Records supplied |
____

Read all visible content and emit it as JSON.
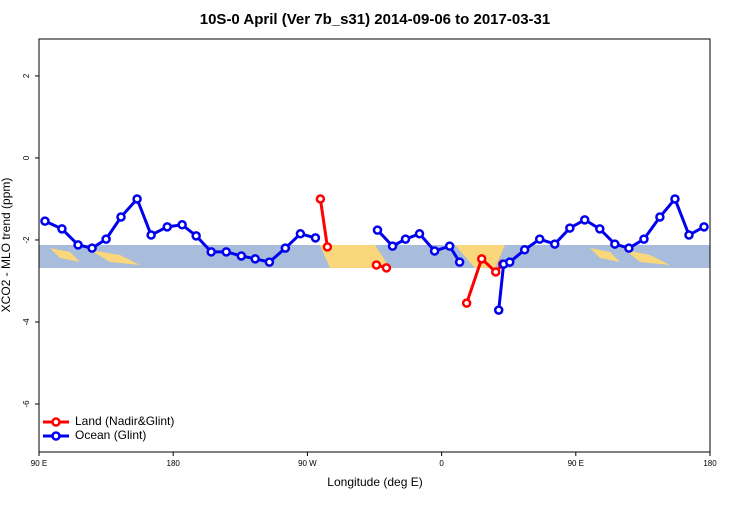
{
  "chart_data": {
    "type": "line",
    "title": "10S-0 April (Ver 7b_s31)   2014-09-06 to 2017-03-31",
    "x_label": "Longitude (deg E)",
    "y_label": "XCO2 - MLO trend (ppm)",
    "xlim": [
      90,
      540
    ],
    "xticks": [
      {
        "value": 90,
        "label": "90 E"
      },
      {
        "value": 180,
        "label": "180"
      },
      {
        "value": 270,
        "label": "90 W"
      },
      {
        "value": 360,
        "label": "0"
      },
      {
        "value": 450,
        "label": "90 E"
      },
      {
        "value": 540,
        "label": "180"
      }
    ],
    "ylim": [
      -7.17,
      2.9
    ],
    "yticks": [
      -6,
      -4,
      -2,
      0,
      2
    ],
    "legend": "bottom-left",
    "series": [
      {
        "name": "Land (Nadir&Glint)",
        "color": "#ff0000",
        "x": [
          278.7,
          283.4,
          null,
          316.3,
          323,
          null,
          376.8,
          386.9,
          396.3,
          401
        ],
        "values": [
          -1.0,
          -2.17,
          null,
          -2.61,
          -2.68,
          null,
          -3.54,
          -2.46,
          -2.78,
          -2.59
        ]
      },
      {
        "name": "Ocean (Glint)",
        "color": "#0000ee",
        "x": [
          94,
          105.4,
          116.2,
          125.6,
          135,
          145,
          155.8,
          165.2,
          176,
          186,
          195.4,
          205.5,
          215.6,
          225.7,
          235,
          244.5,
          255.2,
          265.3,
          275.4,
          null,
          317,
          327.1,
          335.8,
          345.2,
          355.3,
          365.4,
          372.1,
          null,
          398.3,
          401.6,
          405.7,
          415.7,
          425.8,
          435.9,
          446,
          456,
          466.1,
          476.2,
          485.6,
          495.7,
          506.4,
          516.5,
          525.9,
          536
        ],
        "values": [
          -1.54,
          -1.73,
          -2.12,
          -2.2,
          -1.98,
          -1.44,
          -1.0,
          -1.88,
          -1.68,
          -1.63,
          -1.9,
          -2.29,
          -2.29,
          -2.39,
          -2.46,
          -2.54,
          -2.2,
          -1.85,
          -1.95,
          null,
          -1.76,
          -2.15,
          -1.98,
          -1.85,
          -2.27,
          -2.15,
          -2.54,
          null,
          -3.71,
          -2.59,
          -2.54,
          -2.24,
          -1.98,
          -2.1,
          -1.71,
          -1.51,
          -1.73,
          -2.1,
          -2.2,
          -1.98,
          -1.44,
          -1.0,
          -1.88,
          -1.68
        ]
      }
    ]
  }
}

____

The problem | Without including any pictures, print all of the material exactly as given.

Output for this exercise |
Read all visible content and emit it as JSON.
{
  "chart_data": {
    "type": "line",
    "title": "10S-0 April (Ver 7b_s31)   2014-09-06 to 2017-03-31",
    "x_label": "Longitude (deg E)",
    "y_label": "XCO2 - MLO trend (ppm)",
    "xlim": [
      90,
      540
    ],
    "xticks": [
      {
        "value": 90,
        "label": "90 E"
      },
      {
        "value": 180,
        "label": "180"
      },
      {
        "value": 270,
        "label": "90 W"
      },
      {
        "value": 360,
        "label": "0"
      },
      {
        "value": 450,
        "label": "90 E"
      },
      {
        "value": 540,
        "label": "180"
      }
    ],
    "ylim": [
      -7.17,
      2.9
    ],
    "yticks": [
      -6,
      -4,
      -2,
      0,
      2
    ],
    "legend": "bottom-left",
    "series": [
      {
        "name": "Land (Nadir&Glint)",
        "color": "#ff0000",
        "x": [
          278.7,
          283.4,
          null,
          316.3,
          323,
          null,
          376.8,
          386.9,
          396.3,
          401
        ],
        "values": [
          -1.0,
          -2.17,
          null,
          -2.61,
          -2.68,
          null,
          -3.54,
          -2.46,
          -2.78,
          -2.59
        ]
      },
      {
        "name": "Ocean (Glint)",
        "color": "#0000ee",
        "x": [
          94,
          105.4,
          116.2,
          125.6,
          135,
          145,
          155.8,
          165.2,
          176,
          186,
          195.4,
          205.5,
          215.6,
          225.7,
          235,
          244.5,
          255.2,
          265.3,
          275.4,
          null,
          317,
          327.1,
          335.8,
          345.2,
          355.3,
          365.4,
          372.1,
          null,
          398.3,
          401.6,
          405.7,
          415.7,
          425.8,
          435.9,
          446,
          456,
          466.1,
          476.2,
          485.6,
          495.7,
          506.4,
          516.5,
          525.9,
          536
        ],
        "values": [
          -1.54,
          -1.73,
          -2.12,
          -2.2,
          -1.98,
          -1.44,
          -1.0,
          -1.88,
          -1.68,
          -1.63,
          -1.9,
          -2.29,
          -2.29,
          -2.39,
          -2.46,
          -2.54,
          -2.2,
          -1.85,
          -1.95,
          null,
          -1.76,
          -2.15,
          -1.98,
          -1.85,
          -2.27,
          -2.15,
          -2.54,
          null,
          -3.71,
          -2.59,
          -2.54,
          -2.24,
          -1.98,
          -2.1,
          -1.71,
          -1.51,
          -1.73,
          -2.1,
          -2.2,
          -1.98,
          -1.44,
          -1.0,
          -1.88,
          -1.68
        ]
      }
    ]
  }
}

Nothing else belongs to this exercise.